*PASSAGE PROVIDED:*
— BEGIN —
Workers getting crashed and queue keeps on building

Issue Summary

Docker Error logs of workers:
[2021-04-27 05:48:44,075][PID:7][ERROR][MainProcess] Control command error: OperationalError(u"\nCannot route message for exchange ‘reply.celery.pidbox’: Table empty or key no longer exists.\nProbably the key (u’_kombu.binding.reply.celery.pidbox’) has been removed from the Redis database.\n",)
Traceback (most recent call last):
File “/usr/local/lib/python2.7/site-packages/celery/worker/pidbox.py”, line 46, in on_message
self.node.handle_message(body, message)
File “/usr/local/lib/python2.7/site-packages/kombu/pidbox.py”, line 145, in handle_message
return self.dispatch(**body)
File “/usr/local/lib/python2.7/site-packages/kombu/pidbox.py”, line 115, in dispatch
ticket=ticket)
File “/usr/local/lib/python2.7/site-packages/kombu/pidbox.py”, line 151, in reply
serializer=self.mailbox.serializer)
File “/usr/local/lib/python2.7/site-packages/kombu/pidbox.py”, line 285, in _publish_reply
**opts
File “/usr/local/lib/python2.7/site-packages/kombu/messaging.py”, line 181, in publish
exchange_name, declare,
File “/usr/local/lib/python2.7/site-packages/kombu/connection.py”, line 543, in _ensured
errback and errback(exc, 0)
File “/usr/local/lib/python2.7/contextlib.py”, line 35, in exit
self.gen.throw(type, value, traceback)
File “/usr/local/lib/python2.7/site-packages/kombu/connection.py”, line 436, in _reraise_as_library_errors
sys.exc_info()[2])
File “/usr/local/lib/python2.7/site-packages/kombu/connection.py”, line 431, in _reraise_as_library_errors
yield
File “/usr/local/lib/python2.7/site-packages/kombu/connection.py”, line 510, in _ensured
return fun(*args, **kwargs)
— END —
*WHAT YOU WILL DO:*
A: Decide whether each statement agrees with the worker crash thread. Answer yes or no, and quote the deciding words.
(i) The traceback runs on Python 2.7.
(ii) The message could not be routed for the exchange 'reply.celery.pidbox'.
(iii) The control command problem was logged at the WARNING level.
B: Answer these questions from the worker crash thread.
(i) What date appears in the log timestamp?
(ii) Which line of kombu/messaging.py does the traceback list?
(iii) According to the title, what keeps on building?
C: Set down everything in the worker crash thread from "Traceback (most recent" down to "serializer=self.mailbox.serializer)".
The listing is separate material with no connection to the worker crash thread.

Stored dataset items
— BEGIN —
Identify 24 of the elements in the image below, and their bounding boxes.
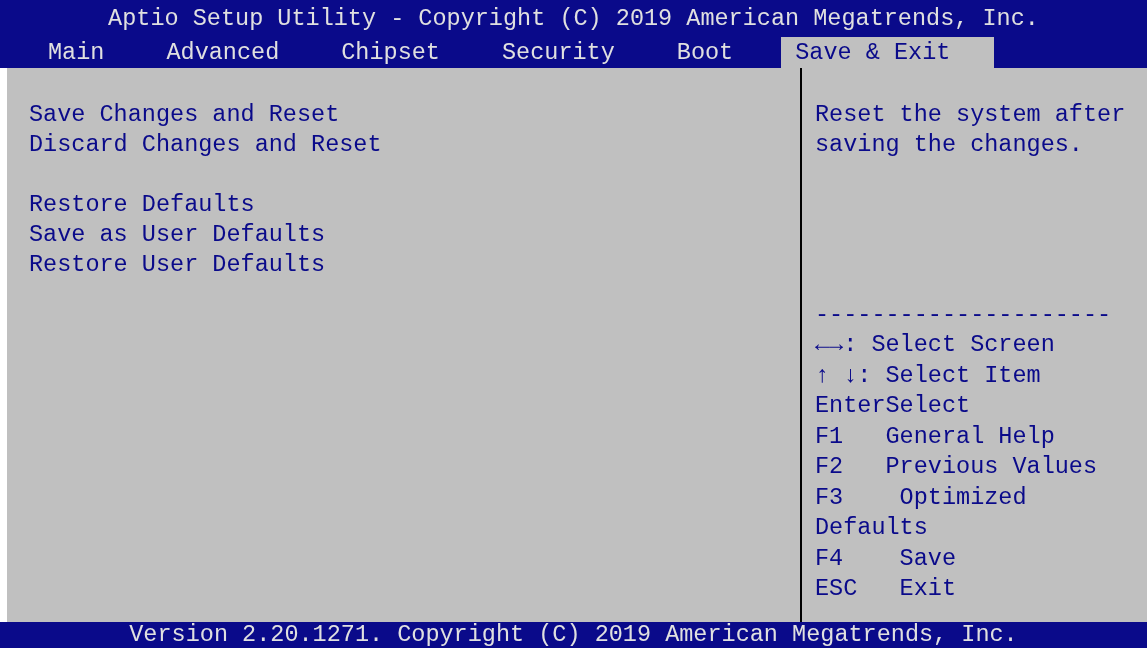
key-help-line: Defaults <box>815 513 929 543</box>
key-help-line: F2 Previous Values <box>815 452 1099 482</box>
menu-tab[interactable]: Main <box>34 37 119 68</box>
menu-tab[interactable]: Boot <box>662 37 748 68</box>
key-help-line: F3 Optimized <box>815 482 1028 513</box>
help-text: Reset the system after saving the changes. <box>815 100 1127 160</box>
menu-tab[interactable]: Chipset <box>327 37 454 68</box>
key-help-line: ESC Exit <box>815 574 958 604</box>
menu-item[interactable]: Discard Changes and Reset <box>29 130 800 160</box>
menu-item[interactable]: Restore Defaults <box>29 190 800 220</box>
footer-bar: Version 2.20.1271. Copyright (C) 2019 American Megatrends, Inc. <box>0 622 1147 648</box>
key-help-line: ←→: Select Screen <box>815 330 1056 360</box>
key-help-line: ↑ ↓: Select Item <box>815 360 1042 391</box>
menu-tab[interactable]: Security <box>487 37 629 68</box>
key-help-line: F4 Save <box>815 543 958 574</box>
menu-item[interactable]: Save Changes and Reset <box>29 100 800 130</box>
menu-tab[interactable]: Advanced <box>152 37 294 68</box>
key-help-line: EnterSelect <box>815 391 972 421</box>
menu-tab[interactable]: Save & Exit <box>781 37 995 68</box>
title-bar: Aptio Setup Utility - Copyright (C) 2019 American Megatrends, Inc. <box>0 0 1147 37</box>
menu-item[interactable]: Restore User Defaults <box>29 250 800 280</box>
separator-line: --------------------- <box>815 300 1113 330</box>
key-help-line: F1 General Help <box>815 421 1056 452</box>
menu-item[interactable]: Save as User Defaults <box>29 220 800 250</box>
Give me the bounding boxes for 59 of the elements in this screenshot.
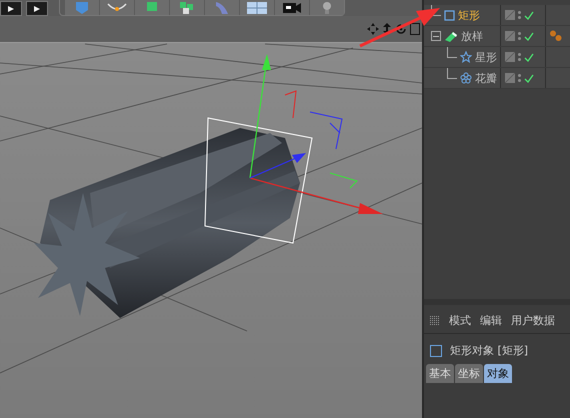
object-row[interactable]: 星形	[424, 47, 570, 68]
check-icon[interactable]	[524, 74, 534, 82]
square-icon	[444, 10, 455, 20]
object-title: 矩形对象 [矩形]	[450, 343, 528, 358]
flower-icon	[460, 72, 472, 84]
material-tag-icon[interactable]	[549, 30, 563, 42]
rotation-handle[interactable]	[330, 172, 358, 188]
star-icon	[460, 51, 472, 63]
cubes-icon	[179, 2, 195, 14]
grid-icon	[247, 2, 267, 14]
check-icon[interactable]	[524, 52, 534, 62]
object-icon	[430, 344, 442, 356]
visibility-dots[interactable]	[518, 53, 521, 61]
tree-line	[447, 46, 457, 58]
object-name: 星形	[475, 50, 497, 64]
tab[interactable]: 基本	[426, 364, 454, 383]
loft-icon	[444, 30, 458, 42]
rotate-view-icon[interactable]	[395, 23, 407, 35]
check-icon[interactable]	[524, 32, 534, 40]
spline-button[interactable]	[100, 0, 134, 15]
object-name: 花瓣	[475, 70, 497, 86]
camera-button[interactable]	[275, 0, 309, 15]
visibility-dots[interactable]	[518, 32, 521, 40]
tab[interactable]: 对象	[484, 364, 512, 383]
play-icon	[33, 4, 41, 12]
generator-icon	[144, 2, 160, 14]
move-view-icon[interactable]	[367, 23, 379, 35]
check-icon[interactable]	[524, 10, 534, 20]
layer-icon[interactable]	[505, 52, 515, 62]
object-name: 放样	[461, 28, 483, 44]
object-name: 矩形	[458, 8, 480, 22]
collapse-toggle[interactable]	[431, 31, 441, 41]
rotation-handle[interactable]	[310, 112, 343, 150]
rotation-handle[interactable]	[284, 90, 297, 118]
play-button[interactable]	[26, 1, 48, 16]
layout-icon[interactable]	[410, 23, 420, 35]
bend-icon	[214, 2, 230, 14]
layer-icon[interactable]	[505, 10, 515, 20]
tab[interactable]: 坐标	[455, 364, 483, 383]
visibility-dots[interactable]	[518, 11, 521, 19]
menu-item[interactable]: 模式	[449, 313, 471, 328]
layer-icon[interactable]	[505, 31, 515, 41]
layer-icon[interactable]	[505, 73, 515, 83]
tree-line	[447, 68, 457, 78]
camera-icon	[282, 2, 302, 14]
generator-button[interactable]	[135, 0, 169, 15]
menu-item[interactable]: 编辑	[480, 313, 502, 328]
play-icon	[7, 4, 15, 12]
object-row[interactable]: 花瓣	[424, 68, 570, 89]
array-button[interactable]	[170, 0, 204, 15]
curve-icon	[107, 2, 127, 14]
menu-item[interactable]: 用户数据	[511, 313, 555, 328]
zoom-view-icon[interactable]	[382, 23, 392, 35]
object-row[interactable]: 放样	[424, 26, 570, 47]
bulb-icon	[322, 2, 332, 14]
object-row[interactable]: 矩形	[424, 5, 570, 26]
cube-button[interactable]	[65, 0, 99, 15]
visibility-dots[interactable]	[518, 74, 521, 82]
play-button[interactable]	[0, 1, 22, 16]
— END —
— BEGIN —
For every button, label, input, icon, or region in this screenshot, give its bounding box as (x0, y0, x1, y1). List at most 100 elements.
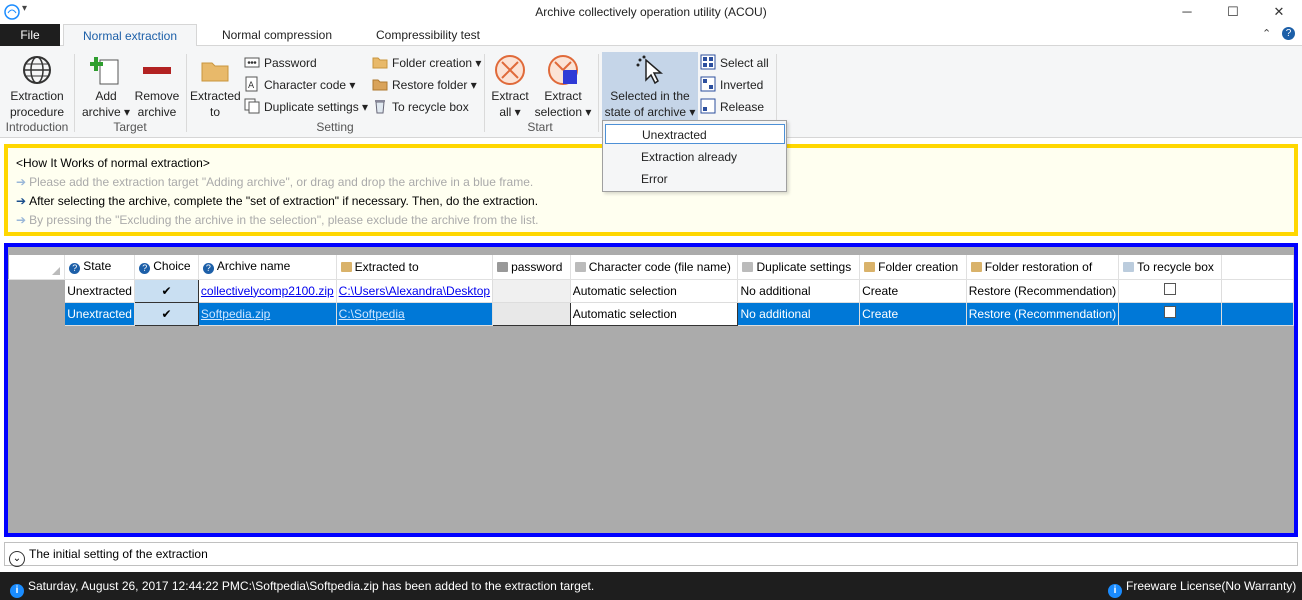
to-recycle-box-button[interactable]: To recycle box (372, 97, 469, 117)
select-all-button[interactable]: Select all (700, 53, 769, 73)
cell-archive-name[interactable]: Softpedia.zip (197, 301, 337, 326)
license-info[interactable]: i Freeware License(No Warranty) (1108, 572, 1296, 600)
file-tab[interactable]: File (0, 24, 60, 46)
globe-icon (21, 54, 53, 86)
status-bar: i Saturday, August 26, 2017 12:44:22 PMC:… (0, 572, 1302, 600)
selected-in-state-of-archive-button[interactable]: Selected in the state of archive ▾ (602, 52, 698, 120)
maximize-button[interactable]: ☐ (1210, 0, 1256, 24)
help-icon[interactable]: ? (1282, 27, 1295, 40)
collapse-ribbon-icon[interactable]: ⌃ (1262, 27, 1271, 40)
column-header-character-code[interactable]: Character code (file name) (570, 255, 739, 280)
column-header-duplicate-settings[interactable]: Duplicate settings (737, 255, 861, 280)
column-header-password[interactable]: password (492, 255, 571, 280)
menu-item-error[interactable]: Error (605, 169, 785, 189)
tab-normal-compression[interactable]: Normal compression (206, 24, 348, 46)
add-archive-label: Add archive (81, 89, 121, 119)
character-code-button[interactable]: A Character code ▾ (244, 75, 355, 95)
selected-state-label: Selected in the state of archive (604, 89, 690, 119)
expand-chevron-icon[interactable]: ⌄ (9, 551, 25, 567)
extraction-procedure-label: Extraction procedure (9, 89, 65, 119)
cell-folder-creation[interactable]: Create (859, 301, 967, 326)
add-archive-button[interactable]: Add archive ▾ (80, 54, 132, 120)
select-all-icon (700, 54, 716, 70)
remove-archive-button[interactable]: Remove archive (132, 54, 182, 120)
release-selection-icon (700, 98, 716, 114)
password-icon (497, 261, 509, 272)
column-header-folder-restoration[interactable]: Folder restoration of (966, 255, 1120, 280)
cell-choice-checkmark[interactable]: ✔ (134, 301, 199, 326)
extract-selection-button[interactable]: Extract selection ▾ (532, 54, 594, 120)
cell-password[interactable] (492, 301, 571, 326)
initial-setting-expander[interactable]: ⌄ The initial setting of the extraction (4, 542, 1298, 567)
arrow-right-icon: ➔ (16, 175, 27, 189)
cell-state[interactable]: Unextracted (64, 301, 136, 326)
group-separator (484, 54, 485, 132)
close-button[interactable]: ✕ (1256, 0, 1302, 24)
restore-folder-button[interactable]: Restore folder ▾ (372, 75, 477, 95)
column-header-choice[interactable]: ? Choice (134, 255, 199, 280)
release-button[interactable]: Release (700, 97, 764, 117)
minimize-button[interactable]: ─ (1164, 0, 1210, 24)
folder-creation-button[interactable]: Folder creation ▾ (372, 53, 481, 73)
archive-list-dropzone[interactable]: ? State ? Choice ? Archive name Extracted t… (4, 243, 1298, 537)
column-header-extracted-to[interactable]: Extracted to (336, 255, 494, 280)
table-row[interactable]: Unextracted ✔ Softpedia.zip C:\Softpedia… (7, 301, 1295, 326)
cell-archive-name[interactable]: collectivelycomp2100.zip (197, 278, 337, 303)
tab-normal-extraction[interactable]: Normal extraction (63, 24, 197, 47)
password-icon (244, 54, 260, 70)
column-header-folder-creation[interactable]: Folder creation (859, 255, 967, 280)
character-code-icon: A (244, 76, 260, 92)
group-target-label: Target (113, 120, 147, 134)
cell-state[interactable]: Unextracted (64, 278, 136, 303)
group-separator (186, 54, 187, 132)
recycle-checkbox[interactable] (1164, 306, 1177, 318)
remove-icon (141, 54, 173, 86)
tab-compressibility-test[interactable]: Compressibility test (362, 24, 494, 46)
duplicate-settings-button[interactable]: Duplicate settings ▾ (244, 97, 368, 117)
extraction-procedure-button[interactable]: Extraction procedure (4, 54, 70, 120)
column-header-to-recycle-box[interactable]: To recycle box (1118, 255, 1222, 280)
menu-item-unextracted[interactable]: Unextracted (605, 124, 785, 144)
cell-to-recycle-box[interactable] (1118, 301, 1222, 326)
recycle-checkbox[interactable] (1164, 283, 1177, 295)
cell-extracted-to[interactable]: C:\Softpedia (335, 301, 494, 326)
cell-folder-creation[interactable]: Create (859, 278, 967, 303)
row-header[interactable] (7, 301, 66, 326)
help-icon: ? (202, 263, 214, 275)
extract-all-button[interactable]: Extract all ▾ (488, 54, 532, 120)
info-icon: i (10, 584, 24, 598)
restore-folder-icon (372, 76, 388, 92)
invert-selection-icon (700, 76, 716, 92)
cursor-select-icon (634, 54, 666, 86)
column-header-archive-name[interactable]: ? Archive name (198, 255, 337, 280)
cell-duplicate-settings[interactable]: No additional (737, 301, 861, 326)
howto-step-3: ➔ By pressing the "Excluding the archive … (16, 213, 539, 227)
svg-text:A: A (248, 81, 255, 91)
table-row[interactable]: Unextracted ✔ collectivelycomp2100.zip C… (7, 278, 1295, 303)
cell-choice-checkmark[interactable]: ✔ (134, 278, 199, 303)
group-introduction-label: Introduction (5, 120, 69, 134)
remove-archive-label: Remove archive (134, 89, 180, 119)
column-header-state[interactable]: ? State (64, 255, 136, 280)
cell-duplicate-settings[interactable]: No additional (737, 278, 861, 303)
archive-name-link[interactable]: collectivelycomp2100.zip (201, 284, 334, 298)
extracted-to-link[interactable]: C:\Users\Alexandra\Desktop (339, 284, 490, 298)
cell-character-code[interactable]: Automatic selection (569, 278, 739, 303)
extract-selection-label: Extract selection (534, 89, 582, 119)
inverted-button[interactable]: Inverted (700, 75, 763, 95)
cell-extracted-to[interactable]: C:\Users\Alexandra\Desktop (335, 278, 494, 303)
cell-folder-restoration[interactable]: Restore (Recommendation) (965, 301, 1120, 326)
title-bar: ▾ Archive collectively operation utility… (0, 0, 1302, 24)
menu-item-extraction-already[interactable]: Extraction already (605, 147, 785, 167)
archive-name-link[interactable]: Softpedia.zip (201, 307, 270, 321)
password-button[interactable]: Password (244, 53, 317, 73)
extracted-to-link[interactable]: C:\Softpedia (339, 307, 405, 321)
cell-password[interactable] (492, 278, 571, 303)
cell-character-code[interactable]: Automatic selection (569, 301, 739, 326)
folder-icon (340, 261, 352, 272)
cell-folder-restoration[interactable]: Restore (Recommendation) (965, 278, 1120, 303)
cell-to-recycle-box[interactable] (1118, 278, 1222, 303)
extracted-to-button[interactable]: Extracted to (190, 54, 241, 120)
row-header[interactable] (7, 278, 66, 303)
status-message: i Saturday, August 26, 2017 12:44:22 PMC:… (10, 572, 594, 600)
— END —
— BEGIN —
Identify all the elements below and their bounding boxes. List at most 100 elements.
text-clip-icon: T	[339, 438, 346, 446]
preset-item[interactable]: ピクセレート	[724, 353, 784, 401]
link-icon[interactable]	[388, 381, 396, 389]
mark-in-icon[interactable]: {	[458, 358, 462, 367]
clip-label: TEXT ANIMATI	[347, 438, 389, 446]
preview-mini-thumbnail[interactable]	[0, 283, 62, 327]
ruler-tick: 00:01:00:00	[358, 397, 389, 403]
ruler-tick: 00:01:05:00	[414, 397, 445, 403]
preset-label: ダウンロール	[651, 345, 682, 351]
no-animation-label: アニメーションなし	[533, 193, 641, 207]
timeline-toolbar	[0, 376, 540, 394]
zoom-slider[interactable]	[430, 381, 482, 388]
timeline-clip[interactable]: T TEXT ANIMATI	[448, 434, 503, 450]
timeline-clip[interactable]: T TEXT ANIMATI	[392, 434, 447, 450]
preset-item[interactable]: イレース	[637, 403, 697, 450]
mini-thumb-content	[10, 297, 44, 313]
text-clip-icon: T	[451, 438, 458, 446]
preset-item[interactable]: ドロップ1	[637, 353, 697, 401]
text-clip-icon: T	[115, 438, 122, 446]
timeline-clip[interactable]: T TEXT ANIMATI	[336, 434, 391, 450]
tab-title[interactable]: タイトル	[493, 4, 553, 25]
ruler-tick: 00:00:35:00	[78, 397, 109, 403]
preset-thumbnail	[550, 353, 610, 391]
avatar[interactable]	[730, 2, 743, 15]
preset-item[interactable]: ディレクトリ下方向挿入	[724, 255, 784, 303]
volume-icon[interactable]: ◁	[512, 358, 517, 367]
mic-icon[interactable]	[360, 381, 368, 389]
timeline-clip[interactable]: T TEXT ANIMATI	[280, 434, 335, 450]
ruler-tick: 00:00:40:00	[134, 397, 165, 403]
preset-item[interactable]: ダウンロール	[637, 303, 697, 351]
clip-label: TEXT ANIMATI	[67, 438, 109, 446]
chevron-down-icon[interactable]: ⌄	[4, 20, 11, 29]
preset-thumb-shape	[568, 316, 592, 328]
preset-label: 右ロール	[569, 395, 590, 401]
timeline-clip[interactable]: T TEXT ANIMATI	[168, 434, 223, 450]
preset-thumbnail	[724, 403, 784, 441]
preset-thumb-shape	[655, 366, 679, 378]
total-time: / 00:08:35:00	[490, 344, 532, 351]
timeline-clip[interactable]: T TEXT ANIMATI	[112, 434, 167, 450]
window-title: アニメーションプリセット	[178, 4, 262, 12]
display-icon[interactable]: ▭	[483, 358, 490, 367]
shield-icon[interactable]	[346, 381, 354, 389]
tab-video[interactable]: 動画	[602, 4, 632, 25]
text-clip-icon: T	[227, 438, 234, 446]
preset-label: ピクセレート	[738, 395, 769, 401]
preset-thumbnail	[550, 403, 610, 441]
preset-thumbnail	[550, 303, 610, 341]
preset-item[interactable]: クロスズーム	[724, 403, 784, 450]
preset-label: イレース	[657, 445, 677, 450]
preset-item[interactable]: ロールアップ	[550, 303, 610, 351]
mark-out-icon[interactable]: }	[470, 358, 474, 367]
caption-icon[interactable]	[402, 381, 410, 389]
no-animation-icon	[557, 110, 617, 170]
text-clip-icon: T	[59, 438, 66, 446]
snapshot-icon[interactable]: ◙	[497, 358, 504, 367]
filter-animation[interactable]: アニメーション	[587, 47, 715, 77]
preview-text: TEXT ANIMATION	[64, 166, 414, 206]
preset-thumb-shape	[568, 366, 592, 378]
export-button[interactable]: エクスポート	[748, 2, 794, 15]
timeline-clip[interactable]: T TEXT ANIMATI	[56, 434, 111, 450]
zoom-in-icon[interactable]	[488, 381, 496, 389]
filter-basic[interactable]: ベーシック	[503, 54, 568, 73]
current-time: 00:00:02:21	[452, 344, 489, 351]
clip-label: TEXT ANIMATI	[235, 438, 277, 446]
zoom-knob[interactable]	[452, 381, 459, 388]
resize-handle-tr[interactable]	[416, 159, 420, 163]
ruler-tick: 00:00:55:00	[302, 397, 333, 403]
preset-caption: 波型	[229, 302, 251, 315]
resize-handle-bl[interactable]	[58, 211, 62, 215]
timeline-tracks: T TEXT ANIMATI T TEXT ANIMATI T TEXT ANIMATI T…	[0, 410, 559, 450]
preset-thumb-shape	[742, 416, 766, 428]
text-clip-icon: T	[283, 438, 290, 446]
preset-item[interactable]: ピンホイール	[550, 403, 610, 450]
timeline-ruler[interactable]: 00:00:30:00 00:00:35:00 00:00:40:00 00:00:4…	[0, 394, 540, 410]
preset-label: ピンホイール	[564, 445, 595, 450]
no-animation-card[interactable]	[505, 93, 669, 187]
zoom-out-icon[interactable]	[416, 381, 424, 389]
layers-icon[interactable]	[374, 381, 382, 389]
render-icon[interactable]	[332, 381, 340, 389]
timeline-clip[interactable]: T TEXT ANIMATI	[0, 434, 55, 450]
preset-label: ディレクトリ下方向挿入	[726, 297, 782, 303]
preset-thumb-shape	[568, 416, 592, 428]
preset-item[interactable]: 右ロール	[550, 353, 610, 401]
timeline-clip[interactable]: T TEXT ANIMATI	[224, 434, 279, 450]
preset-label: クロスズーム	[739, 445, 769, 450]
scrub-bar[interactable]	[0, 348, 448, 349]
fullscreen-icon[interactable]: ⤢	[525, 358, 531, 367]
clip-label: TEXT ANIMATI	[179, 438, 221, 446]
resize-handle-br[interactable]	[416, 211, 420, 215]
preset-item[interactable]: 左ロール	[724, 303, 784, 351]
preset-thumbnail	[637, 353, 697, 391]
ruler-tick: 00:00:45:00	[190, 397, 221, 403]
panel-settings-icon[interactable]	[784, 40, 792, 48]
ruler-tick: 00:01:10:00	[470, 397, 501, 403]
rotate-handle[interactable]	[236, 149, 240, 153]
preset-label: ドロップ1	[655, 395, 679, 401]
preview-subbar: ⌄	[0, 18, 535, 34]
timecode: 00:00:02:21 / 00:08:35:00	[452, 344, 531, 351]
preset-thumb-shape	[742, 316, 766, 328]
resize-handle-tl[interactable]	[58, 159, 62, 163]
— END —
*RESPONSES TO THE TASKS:*
A:
(i) Yes: "/usr/local/lib/python2.7/site-packages/kombu/pidbox.py"
(ii) Yes: "Cannot route message for exchange ‘reply.celery.pidbox’"
(iii) No: "[ERROR]"

B:
(i) 2021-04-27
(ii) Line 181
(iii) The queue

C:
Traceback (most recent call last):
File “/usr/local/lib/python2.7/site-packages/celery/worker/pidbox.py”, line 46, in on_message
self.node.handle_message(body, message)
File “/usr/local/lib/python2.7/site-packages/kombu/pidbox.py”, line 145, in handle_message
return self.dispatch(**body)
File “/usr/local/lib/python2.7/site-packages/kombu/pidbox.py”, line 115, in dispatch
ticket=ticket)
File “/usr/local/lib/python2.7/site-packages/kombu/pidbox.py”, line 151, in reply
serializer=self.mailbox.serializer)